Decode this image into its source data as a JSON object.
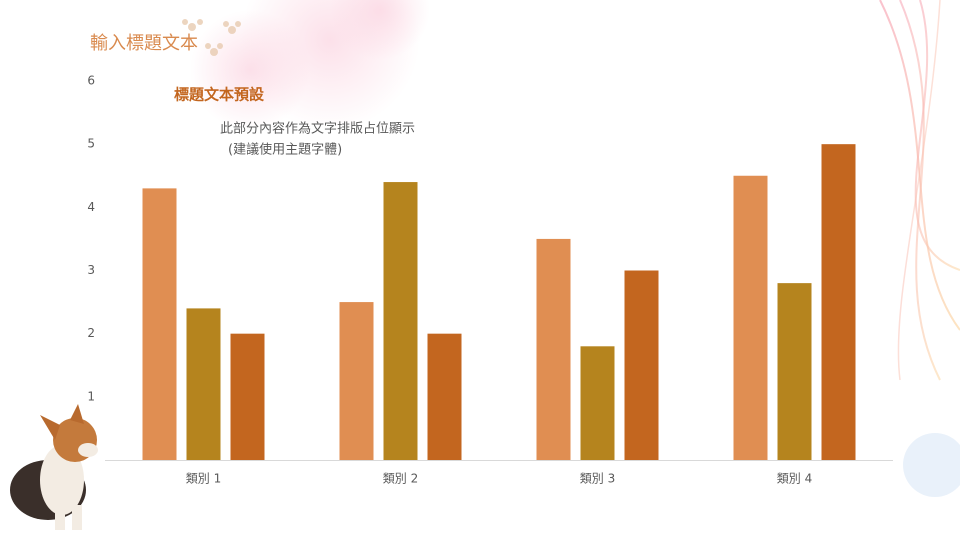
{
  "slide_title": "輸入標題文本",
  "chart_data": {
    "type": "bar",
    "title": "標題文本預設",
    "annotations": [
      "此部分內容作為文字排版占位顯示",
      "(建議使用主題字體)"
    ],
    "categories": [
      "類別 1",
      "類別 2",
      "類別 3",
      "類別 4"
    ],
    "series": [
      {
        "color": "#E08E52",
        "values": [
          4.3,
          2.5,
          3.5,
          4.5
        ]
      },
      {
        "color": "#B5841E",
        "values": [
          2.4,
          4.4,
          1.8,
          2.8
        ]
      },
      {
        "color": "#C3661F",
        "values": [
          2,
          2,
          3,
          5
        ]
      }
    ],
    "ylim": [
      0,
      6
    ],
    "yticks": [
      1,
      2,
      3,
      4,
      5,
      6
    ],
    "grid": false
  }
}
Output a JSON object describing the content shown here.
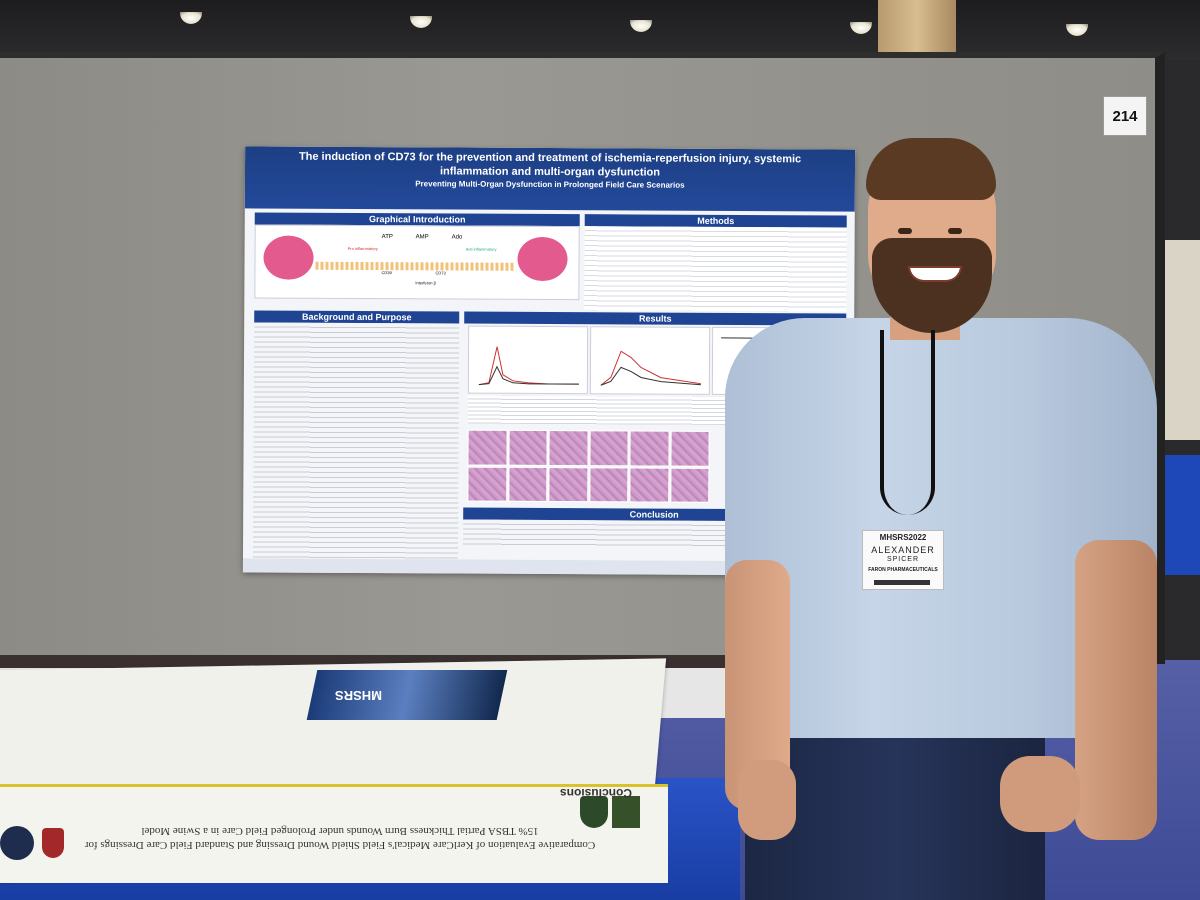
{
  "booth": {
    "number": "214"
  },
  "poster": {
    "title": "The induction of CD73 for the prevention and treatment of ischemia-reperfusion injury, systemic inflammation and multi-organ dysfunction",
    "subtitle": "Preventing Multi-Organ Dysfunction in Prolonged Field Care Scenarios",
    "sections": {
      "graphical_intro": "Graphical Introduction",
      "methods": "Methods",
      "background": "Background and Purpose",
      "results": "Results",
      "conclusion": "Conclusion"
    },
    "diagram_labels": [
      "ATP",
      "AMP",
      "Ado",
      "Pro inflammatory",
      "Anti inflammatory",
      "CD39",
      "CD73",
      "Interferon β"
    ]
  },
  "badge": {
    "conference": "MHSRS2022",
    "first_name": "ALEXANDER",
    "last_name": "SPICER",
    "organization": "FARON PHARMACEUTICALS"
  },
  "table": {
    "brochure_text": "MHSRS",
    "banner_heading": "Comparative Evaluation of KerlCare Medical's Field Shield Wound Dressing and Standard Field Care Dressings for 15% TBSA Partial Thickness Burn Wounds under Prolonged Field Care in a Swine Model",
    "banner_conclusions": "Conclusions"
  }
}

...

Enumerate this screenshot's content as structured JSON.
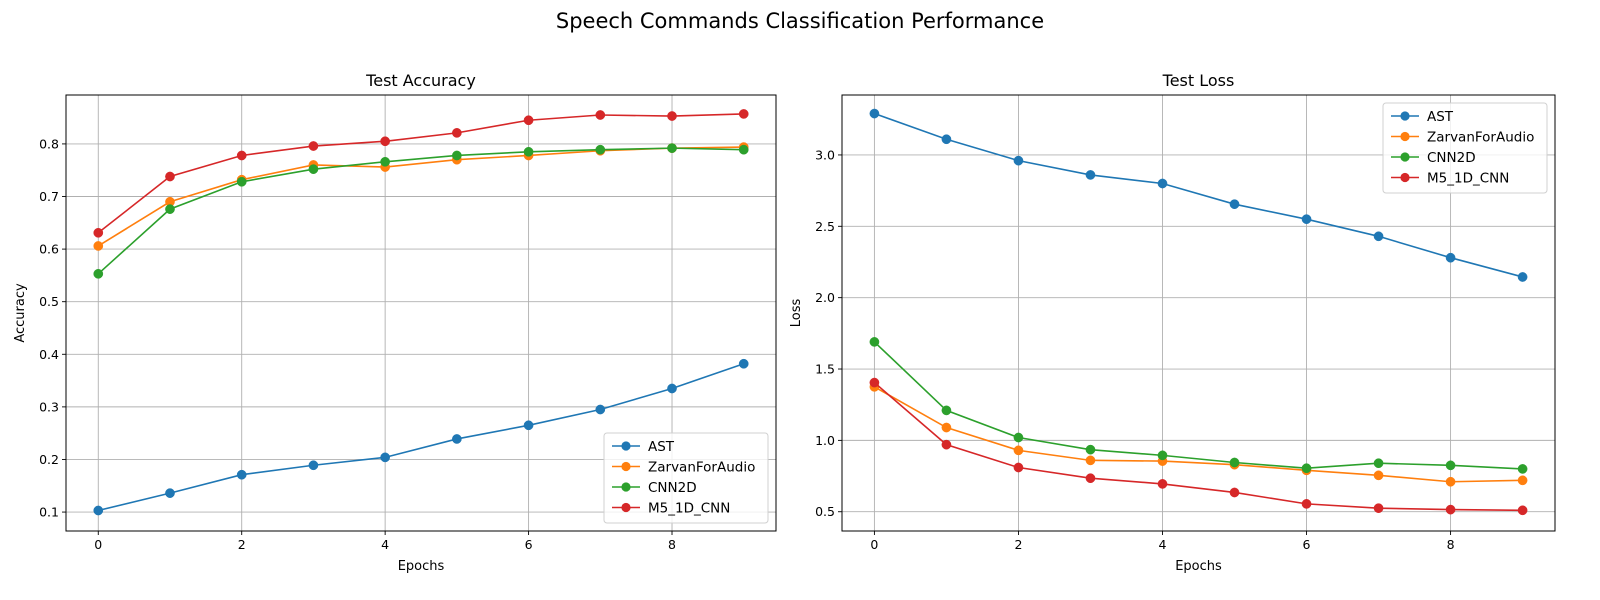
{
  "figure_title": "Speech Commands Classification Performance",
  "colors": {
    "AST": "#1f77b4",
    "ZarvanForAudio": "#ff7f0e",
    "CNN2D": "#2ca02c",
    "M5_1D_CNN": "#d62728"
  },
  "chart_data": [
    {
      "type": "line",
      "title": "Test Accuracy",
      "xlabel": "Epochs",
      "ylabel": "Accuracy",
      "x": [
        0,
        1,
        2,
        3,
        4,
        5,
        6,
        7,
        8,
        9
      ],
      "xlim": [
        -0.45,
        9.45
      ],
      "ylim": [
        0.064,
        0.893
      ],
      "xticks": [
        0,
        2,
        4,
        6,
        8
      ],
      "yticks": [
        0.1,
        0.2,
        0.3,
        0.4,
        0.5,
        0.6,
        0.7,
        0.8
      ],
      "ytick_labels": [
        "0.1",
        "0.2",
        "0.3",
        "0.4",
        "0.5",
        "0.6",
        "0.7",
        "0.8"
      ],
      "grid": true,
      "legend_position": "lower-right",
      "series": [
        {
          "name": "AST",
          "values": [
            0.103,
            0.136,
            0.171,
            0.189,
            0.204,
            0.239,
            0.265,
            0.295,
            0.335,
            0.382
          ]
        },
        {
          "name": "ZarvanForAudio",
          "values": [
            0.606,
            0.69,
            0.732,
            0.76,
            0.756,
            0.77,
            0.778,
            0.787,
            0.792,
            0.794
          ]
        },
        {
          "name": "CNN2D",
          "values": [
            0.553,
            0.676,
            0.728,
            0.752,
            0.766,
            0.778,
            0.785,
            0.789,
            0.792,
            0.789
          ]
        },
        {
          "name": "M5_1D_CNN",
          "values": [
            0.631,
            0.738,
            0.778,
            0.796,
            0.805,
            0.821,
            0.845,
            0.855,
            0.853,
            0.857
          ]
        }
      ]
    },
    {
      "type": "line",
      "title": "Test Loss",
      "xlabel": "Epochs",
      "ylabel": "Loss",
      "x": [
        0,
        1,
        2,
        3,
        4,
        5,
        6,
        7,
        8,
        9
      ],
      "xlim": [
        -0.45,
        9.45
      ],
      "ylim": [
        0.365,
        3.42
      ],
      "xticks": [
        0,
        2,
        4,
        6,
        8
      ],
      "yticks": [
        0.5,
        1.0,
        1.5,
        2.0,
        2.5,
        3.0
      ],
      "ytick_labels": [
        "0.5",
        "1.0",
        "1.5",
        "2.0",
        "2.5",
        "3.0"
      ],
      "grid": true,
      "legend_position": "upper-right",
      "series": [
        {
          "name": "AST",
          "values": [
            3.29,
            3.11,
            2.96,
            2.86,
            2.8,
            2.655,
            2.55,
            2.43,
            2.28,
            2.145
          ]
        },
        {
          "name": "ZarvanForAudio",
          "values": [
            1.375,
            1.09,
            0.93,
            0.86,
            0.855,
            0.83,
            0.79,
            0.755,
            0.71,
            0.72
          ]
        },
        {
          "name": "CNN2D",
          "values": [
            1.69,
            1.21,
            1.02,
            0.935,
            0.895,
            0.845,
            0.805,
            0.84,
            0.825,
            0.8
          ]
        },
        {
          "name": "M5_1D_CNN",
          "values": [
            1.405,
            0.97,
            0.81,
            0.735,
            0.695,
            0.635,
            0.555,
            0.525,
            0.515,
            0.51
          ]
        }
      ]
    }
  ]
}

(Exercise brief):
Among the entries above, how many lines hold the string "Field"? Give the number by itself.

(Correct response):
2